- Description of the task: In the rows below, switch every "sgr-point" to "sgr-marker" and write the lines out again with nothing else changed.

── Data rows

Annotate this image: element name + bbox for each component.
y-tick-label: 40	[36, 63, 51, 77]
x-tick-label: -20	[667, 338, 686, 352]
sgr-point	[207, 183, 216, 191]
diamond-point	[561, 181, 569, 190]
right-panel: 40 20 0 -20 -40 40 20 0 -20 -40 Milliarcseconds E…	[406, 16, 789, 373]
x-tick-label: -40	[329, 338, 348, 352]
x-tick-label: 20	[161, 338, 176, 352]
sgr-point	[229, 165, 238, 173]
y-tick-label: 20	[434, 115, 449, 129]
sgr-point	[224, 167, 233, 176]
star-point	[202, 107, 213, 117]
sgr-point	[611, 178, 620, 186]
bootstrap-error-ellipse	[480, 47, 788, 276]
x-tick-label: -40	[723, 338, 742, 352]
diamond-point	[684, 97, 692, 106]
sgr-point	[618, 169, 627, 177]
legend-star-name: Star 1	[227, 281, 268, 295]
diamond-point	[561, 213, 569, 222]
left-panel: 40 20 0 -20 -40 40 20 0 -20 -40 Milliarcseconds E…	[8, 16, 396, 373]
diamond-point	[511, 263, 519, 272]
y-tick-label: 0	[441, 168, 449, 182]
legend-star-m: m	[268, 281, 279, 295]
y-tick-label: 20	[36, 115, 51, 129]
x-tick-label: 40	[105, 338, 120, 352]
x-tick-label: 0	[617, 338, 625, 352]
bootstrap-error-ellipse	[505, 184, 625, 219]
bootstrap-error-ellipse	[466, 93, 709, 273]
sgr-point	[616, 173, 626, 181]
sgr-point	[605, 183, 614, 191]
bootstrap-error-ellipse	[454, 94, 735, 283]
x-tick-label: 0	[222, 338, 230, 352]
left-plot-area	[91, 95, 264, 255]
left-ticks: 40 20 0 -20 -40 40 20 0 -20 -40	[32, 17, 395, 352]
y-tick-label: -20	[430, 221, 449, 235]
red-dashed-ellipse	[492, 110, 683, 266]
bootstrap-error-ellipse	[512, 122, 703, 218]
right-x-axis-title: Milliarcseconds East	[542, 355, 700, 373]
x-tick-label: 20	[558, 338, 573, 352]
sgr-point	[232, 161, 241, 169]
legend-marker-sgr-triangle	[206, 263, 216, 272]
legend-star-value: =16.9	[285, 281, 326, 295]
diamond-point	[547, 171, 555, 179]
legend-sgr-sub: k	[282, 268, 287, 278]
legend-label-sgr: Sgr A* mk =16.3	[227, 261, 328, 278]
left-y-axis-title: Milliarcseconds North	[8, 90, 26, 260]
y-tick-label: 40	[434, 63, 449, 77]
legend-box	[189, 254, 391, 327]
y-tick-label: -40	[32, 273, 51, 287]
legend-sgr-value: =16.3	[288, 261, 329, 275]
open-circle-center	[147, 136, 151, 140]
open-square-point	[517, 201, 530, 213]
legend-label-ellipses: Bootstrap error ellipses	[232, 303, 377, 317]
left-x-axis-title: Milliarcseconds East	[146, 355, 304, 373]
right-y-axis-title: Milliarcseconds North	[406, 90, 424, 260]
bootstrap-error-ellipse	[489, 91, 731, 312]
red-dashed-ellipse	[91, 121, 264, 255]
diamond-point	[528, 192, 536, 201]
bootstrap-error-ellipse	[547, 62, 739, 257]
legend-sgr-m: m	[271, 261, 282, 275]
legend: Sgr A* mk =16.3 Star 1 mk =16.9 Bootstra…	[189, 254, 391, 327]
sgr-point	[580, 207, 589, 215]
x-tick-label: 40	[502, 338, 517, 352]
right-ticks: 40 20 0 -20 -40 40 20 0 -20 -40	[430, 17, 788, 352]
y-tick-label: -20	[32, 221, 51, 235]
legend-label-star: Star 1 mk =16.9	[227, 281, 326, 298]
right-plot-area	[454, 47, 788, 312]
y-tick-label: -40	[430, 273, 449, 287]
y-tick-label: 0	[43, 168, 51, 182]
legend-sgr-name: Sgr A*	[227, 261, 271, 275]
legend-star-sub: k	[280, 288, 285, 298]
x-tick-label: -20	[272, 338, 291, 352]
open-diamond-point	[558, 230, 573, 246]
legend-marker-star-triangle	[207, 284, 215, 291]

────

- Response:
Annotate this image: element name + bbox for each component.
y-tick-label: 40	[36, 63, 51, 77]
x-tick-label: -20	[667, 338, 686, 352]
sgr-marker	[207, 183, 216, 191]
diamond-point	[561, 181, 569, 190]
right-panel: 40 20 0 -20 -40 40 20 0 -20 -40 Milliarcseconds E…	[406, 16, 789, 373]
x-tick-label: -40	[329, 338, 348, 352]
x-tick-label: 20	[161, 338, 176, 352]
sgr-marker	[229, 165, 238, 173]
y-tick-label: 20	[434, 115, 449, 129]
sgr-marker	[224, 167, 233, 176]
star-point	[202, 107, 213, 117]
sgr-marker	[611, 178, 620, 186]
bootstrap-error-ellipse	[480, 47, 788, 276]
x-tick-label: -40	[723, 338, 742, 352]
diamond-point	[684, 97, 692, 106]
sgr-marker	[618, 169, 627, 177]
legend-star-name: Star 1	[227, 281, 268, 295]
diamond-point	[561, 213, 569, 222]
left-panel: 40 20 0 -20 -40 40 20 0 -20 -40 Milliarcseconds E…	[8, 16, 396, 373]
diamond-point	[511, 263, 519, 272]
y-tick-label: 0	[441, 168, 449, 182]
legend-star-m: m	[268, 281, 279, 295]
y-tick-label: 20	[36, 115, 51, 129]
x-tick-label: 40	[105, 338, 120, 352]
x-tick-label: 0	[617, 338, 625, 352]
bootstrap-error-ellipse	[505, 184, 625, 219]
bootstrap-error-ellipse	[466, 93, 709, 273]
sgr-marker	[616, 173, 626, 181]
sgr-marker	[605, 183, 614, 191]
bootstrap-error-ellipse	[454, 94, 735, 283]
x-tick-label: 0	[222, 338, 230, 352]
left-plot-area	[91, 95, 264, 255]
left-ticks: 40 20 0 -20 -40 40 20 0 -20 -40	[32, 17, 395, 352]
y-tick-label: -20	[430, 221, 449, 235]
red-dashed-ellipse	[492, 110, 683, 266]
bootstrap-error-ellipse	[512, 122, 703, 218]
right-x-axis-title: Milliarcseconds East	[542, 355, 700, 373]
x-tick-label: 20	[558, 338, 573, 352]
sgr-marker	[232, 161, 241, 169]
legend-marker-sgr-triangle	[206, 263, 216, 272]
legend-star-value: =16.9	[285, 281, 326, 295]
diamond-point	[547, 171, 555, 179]
legend-sgr-sub: k	[282, 268, 287, 278]
legend-label-sgr: Sgr A* mk =16.3	[227, 261, 328, 278]
left-y-axis-title: Milliarcseconds North	[8, 90, 26, 260]
y-tick-label: 40	[434, 63, 449, 77]
legend-box	[189, 254, 391, 327]
y-tick-label: -40	[32, 273, 51, 287]
legend-sgr-value: =16.3	[288, 261, 329, 275]
open-circle-center	[147, 136, 151, 140]
open-square-point	[517, 201, 530, 213]
legend-label-ellipses: Bootstrap error ellipses	[232, 303, 377, 317]
left-x-axis-title: Milliarcseconds East	[146, 355, 304, 373]
right-y-axis-title: Milliarcseconds North	[406, 90, 424, 260]
bootstrap-error-ellipse	[489, 91, 731, 312]
red-dashed-ellipse	[91, 121, 264, 255]
diamond-point	[528, 192, 536, 201]
bootstrap-error-ellipse	[547, 62, 739, 257]
legend-sgr-m: m	[271, 261, 282, 275]
legend: Sgr A* mk =16.3 Star 1 mk =16.9 Bootstra…	[189, 254, 391, 327]
sgr-marker	[580, 207, 589, 215]
x-tick-label: 40	[502, 338, 517, 352]
right-ticks: 40 20 0 -20 -40 40 20 0 -20 -40	[430, 17, 788, 352]
y-tick-label: -20	[32, 221, 51, 235]
legend-label-star: Star 1 mk =16.9	[227, 281, 326, 298]
right-plot-area	[454, 47, 788, 312]
y-tick-label: -40	[430, 273, 449, 287]
y-tick-label: 0	[43, 168, 51, 182]
legend-sgr-name: Sgr A*	[227, 261, 271, 275]
legend-star-sub: k	[280, 288, 285, 298]
x-tick-label: -20	[272, 338, 291, 352]
open-diamond-point	[558, 230, 573, 246]
legend-marker-star-triangle	[207, 284, 215, 291]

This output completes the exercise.